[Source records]

<<<<

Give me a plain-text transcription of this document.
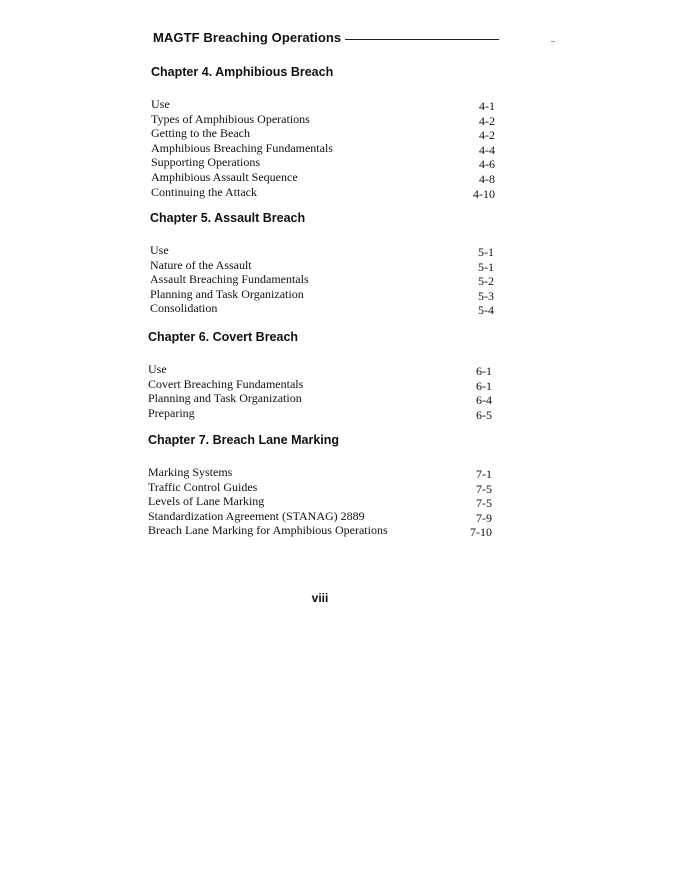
MAGTF Breaching Operations
Chapter 4. Amphibious Breach
Use	4-1
Types of Amphibious Operations	4-2
Getting to the Beach	4-2
Amphibious Breaching Fundamentals	4-4
Supporting Operations	4-6
Amphibious Assault Sequence	4-8
Continuing the Attack	4-10
Chapter 5. Assault Breach
Use	5-1
Nature of the Assault	5-1
Assault Breaching Fundamentals	5-2
Planning and Task Organization	5-3
Consolidation	5-4
Chapter 6. Covert Breach
Use	6-1
Covert Breaching Fundamentals	6-1
Planning and Task Organization	6-4
Preparing	6-5
Chapter 7. Breach Lane Marking
Marking Systems	7-1
Traffic Control Guides	7-5
Levels of Lane Marking	7-5
Standardization Agreement (STANAG) 2889	7-9
Breach Lane Marking for Amphibious Operations	7-10
viii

>>>>

Exercise objective | Where a line of the records above holds the word "Organization", copy that line.

Solved problem |
Planning and Task Organization	5-3
Planning and Task Organization	6-4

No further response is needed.